## Your task:
The data below should be printed in full, exactly, and without any of its images.

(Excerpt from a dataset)
§ §

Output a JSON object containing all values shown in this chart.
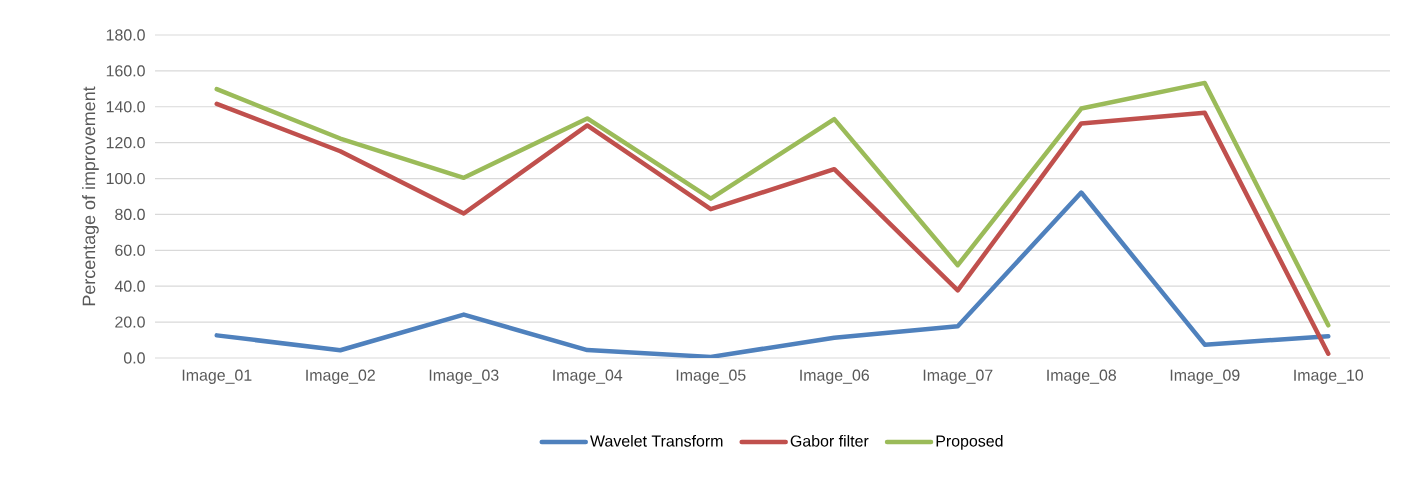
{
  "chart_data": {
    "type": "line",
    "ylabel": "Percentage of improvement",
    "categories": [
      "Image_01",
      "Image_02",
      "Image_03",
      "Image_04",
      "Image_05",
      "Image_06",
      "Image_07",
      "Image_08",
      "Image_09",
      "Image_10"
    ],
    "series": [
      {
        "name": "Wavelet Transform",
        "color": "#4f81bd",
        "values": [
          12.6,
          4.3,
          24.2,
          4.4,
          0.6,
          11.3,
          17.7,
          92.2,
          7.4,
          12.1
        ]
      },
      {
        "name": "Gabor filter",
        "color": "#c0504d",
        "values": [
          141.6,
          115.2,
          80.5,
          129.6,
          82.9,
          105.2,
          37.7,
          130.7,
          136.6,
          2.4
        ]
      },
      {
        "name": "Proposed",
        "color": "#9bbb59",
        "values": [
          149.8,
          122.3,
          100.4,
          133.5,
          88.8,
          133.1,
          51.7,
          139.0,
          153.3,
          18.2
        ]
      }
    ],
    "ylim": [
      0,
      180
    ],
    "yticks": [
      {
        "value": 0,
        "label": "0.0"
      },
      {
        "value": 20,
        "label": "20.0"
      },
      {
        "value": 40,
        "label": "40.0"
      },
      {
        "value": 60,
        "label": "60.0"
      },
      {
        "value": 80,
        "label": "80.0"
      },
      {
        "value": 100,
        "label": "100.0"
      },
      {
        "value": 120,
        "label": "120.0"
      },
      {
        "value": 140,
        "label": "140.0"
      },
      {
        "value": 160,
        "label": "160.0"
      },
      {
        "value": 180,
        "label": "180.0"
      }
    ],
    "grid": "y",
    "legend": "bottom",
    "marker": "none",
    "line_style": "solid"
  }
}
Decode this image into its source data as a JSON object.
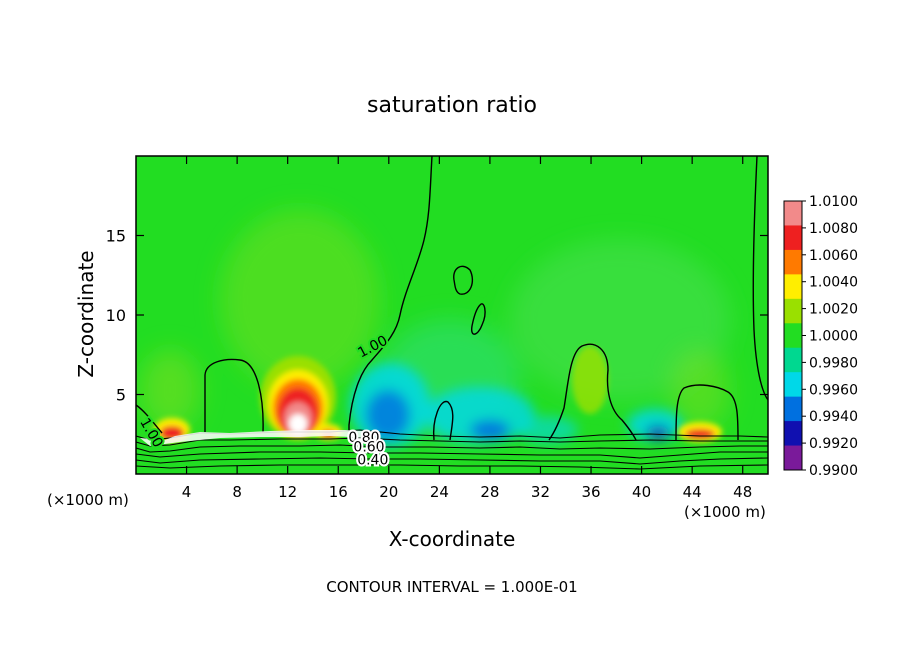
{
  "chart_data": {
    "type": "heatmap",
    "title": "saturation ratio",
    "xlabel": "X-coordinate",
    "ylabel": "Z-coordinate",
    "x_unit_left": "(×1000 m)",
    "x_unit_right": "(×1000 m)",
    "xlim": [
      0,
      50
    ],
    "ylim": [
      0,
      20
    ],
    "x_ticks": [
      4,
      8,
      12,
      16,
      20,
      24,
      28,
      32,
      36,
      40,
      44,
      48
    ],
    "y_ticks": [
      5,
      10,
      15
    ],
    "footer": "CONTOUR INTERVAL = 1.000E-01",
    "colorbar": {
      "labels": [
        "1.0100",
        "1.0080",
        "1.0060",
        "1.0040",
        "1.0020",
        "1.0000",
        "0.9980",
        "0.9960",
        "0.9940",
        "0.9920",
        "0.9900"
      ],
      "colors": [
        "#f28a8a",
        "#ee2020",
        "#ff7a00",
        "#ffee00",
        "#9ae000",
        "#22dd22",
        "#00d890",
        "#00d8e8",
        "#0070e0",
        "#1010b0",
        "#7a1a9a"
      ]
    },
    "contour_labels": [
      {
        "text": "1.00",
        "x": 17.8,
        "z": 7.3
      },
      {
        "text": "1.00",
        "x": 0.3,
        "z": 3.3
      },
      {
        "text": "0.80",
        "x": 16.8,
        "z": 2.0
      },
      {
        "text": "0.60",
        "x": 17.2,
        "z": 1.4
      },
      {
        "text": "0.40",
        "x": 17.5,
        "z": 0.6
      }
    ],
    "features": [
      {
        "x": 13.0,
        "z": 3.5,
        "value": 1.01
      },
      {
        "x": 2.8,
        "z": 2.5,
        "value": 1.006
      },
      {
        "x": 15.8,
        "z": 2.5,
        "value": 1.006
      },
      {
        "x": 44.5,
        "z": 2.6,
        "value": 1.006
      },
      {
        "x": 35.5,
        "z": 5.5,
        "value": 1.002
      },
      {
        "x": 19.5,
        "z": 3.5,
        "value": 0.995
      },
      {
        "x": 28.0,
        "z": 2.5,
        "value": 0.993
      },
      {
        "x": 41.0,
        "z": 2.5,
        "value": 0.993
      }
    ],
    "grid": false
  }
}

§ §

## Exercise answer:
Output a JSON object containing all values shown in this chart.
{
  "chart_data": {
    "type": "line",
    "ylabel": "Percentage of improvement",
    "categories": [
      "Image_01",
      "Image_02",
      "Image_03",
      "Image_04",
      "Image_05",
      "Image_06",
      "Image_07",
      "Image_08",
      "Image_09",
      "Image_10"
    ],
    "series": [
      {
        "name": "Wavelet Transform",
        "color": "#4f81bd",
        "values": [
          12.6,
          4.3,
          24.2,
          4.4,
          0.6,
          11.3,
          17.7,
          92.2,
          7.4,
          12.1
        ]
      },
      {
        "name": "Gabor filter",
        "color": "#c0504d",
        "values": [
          141.6,
          115.2,
          80.5,
          129.6,
          82.9,
          105.2,
          37.7,
          130.7,
          136.6,
          2.4
        ]
      },
      {
        "name": "Proposed",
        "color": "#9bbb59",
        "values": [
          149.8,
          122.3,
          100.4,
          133.5,
          88.8,
          133.1,
          51.7,
          139.0,
          153.3,
          18.2
        ]
      }
    ],
    "ylim": [
      0,
      180
    ],
    "yticks": [
      {
        "value": 0,
        "label": "0.0"
      },
      {
        "value": 20,
        "label": "20.0"
      },
      {
        "value": 40,
        "label": "40.0"
      },
      {
        "value": 60,
        "label": "60.0"
      },
      {
        "value": 80,
        "label": "80.0"
      },
      {
        "value": 100,
        "label": "100.0"
      },
      {
        "value": 120,
        "label": "120.0"
      },
      {
        "value": 140,
        "label": "140.0"
      },
      {
        "value": 160,
        "label": "160.0"
      },
      {
        "value": 180,
        "label": "180.0"
      }
    ],
    "grid": "y",
    "legend": "bottom",
    "marker": "none",
    "line_style": "solid"
  }
}
Decode this image into its source data as a JSON object.
{
  "chart_data": {
    "type": "heatmap",
    "title": "saturation ratio",
    "xlabel": "X-coordinate",
    "ylabel": "Z-coordinate",
    "x_unit_left": "(×1000 m)",
    "x_unit_right": "(×1000 m)",
    "xlim": [
      0,
      50
    ],
    "ylim": [
      0,
      20
    ],
    "x_ticks": [
      4,
      8,
      12,
      16,
      20,
      24,
      28,
      32,
      36,
      40,
      44,
      48
    ],
    "y_ticks": [
      5,
      10,
      15
    ],
    "footer": "CONTOUR INTERVAL = 1.000E-01",
    "colorbar": {
      "labels": [
        "1.0100",
        "1.0080",
        "1.0060",
        "1.0040",
        "1.0020",
        "1.0000",
        "0.9980",
        "0.9960",
        "0.9940",
        "0.9920",
        "0.9900"
      ],
      "colors": [
        "#f28a8a",
        "#ee2020",
        "#ff7a00",
        "#ffee00",
        "#9ae000",
        "#22dd22",
        "#00d890",
        "#00d8e8",
        "#0070e0",
        "#1010b0",
        "#7a1a9a"
      ]
    },
    "contour_labels": [
      {
        "text": "1.00",
        "x": 17.8,
        "z": 7.3
      },
      {
        "text": "1.00",
        "x": 0.3,
        "z": 3.3
      },
      {
        "text": "0.80",
        "x": 16.8,
        "z": 2.0
      },
      {
        "text": "0.60",
        "x": 17.2,
        "z": 1.4
      },
      {
        "text": "0.40",
        "x": 17.5,
        "z": 0.6
      }
    ],
    "features": [
      {
        "x": 13.0,
        "z": 3.5,
        "value": 1.01
      },
      {
        "x": 2.8,
        "z": 2.5,
        "value": 1.006
      },
      {
        "x": 15.8,
        "z": 2.5,
        "value": 1.006
      },
      {
        "x": 44.5,
        "z": 2.6,
        "value": 1.006
      },
      {
        "x": 35.5,
        "z": 5.5,
        "value": 1.002
      },
      {
        "x": 19.5,
        "z": 3.5,
        "value": 0.995
      },
      {
        "x": 28.0,
        "z": 2.5,
        "value": 0.993
      },
      {
        "x": 41.0,
        "z": 2.5,
        "value": 0.993
      }
    ],
    "grid": false
  }
}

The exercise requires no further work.